### STATED TASK
Please give the count of lines holding the string "المغنية" and nothing besides.

### GIVEN ENTRIES
○ ○ ○

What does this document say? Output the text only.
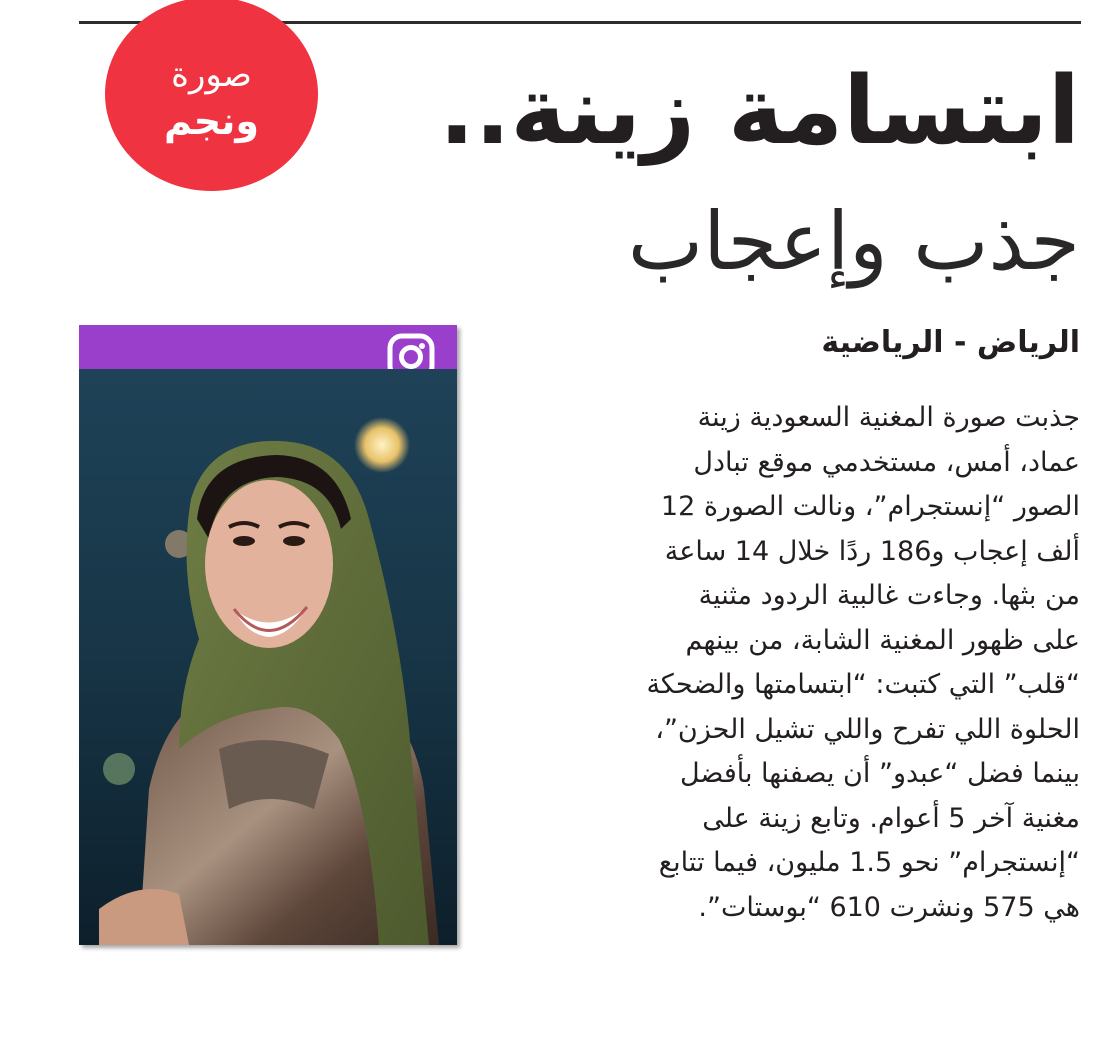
صورة
ونجم	ابتسامة زينة..
جذب وإعجاب
الرياض - الرياضية
جذبت صورة المغنية السعودية زينة
عماد، أمس، مستخدمي موقع تبادل
الصور “إنستجرام”، ونالت الصورة 12
ألف إعجاب و186 ردًا خلال 14 ساعة
من بثها. وجاءت غالبية الردود مثنية
على ظهور المغنية الشابة، من بينهم
“قلب” التي كتبت: “ابتسامتها والضحكة
الحلوة اللي تفرح واللي تشيل الحزن”،
بينما فضل “عبدو” أن يصفنها بأفضل
مغنية آخر 5 أعوام. وتابع زينة على
“إنستجرام” نحو 1.5 مليون، فيما تتابع
هي 575 ونشرت 610 “بوستات”.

○ ○ ○

### RESULT BELOW
2